[Exercise description] Write every record out again exactly as given.

[Collected data]
_ _ _ _ _ _ _

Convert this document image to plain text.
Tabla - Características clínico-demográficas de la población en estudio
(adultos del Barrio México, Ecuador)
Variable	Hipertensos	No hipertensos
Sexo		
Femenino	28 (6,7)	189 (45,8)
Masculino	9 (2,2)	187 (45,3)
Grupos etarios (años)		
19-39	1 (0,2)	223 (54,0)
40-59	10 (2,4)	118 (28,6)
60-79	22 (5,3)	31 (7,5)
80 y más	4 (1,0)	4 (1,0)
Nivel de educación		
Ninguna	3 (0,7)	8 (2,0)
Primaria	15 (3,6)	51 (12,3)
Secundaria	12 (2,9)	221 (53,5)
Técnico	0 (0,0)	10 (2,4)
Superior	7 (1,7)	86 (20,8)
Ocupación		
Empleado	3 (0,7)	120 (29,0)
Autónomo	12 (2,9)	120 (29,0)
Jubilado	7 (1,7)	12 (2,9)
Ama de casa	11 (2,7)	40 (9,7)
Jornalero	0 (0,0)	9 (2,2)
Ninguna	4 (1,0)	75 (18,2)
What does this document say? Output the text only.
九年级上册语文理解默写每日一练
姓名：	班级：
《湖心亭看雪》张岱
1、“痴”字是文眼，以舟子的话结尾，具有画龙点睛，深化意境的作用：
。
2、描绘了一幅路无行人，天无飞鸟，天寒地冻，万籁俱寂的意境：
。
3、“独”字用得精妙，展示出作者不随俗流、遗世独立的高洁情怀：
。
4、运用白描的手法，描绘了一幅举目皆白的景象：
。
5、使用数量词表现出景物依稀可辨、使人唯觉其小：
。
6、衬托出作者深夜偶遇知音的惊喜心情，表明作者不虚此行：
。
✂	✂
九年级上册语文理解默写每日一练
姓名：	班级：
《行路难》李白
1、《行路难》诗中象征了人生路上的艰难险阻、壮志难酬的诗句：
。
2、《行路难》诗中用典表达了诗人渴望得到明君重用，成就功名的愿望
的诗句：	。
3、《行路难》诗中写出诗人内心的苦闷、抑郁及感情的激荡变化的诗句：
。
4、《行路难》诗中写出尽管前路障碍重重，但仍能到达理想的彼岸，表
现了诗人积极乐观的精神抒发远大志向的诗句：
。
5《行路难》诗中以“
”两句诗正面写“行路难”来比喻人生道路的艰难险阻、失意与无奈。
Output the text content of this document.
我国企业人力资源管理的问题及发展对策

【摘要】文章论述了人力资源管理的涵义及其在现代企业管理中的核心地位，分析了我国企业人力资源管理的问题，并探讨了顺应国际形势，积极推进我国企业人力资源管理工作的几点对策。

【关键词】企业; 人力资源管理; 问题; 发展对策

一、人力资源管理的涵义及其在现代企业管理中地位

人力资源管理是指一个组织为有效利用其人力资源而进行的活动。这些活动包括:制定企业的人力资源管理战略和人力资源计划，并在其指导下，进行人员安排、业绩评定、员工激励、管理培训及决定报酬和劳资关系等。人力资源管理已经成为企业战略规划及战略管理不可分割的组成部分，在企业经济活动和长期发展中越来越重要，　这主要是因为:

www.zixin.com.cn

_ _ _ _ _ _ _

[Solution to this exercise]
Convert this document image to plain text.
Tabla - Características clínico-demográficas de la población en estudio
(adultos del Barrio México, Ecuador)
Variable	Hipertensos	No hipertensos
Sexo		
Femenino	28 (6,7)	189 (45,8)
Masculino	9 (2,2)	187 (45,3)
Grupos etarios (años)		
19-39	1 (0,2)	223 (54,0)
40-59	10 (2,4)	118 (28,6)
60-79	22 (5,3)	31 (7,5)
80 y más	4 (1,0)	4 (1,0)
Nivel de educación		
Ninguna	3 (0,7)	8 (2,0)
Primaria	15 (3,6)	51 (12,3)
Secundaria	12 (2,9)	221 (53,5)
Técnico	0 (0,0)	10 (2,4)
Superior	7 (1,7)	86 (20,8)
Ocupación		
Empleado	3 (0,7)	120 (29,0)
Autónomo	12 (2,9)	120 (29,0)
Jubilado	7 (1,7)	12 (2,9)
Ama de casa	11 (2,7)	40 (9,7)
Jornalero	0 (0,0)	9 (2,2)
Ninguna	4 (1,0)	75 (18,2)
What does this document say? Output the text only.
九年级上册语文理解默写每日一练
姓名：	班级：
《湖心亭看雪》张岱
1、“痴”字是文眼，以舟子的话结尾，具有画龙点睛，深化意境的作用：
。
2、描绘了一幅路无行人，天无飞鸟，天寒地冻，万籁俱寂的意境：
。
3、“独”字用得精妙，展示出作者不随俗流、遗世独立的高洁情怀：
。
4、运用白描的手法，描绘了一幅举目皆白的景象：
。
5、使用数量词表现出景物依稀可辨、使人唯觉其小：
。
6、衬托出作者深夜偶遇知音的惊喜心情，表明作者不虚此行：
。
✂	✂
九年级上册语文理解默写每日一练
姓名：	班级：
《行路难》李白
1、《行路难》诗中象征了人生路上的艰难险阻、壮志难酬的诗句：
。
2、《行路难》诗中用典表达了诗人渴望得到明君重用，成就功名的愿望
的诗句：	。
3、《行路难》诗中写出诗人内心的苦闷、抑郁及感情的激荡变化的诗句：
。
4、《行路难》诗中写出尽管前路障碍重重，但仍能到达理想的彼岸，表
现了诗人积极乐观的精神抒发远大志向的诗句：
。
5《行路难》诗中以“
”两句诗正面写“行路难”来比喻人生道路的艰难险阻、失意与无奈。
Output the text content of this document.
我国企业人力资源管理的问题及发展对策

【摘要】文章论述了人力资源管理的涵义及其在现代企业管理中的核心地位，分析了我国企业人力资源管理的问题，并探讨了顺应国际形势，积极推进我国企业人力资源管理工作的几点对策。

【关键词】企业; 人力资源管理; 问题; 发展对策

一、人力资源管理的涵义及其在现代企业管理中地位

人力资源管理是指一个组织为有效利用其人力资源而进行的活动。这些活动包括:制定企业的人力资源管理战略和人力资源计划，并在其指导下，进行人员安排、业绩评定、员工激励、管理培训及决定报酬和劳资关系等。人力资源管理已经成为企业战略规划及战略管理不可分割的组成部分，在企业经济活动和长期发展中越来越重要，　这主要是因为:

www.zixin.com.cn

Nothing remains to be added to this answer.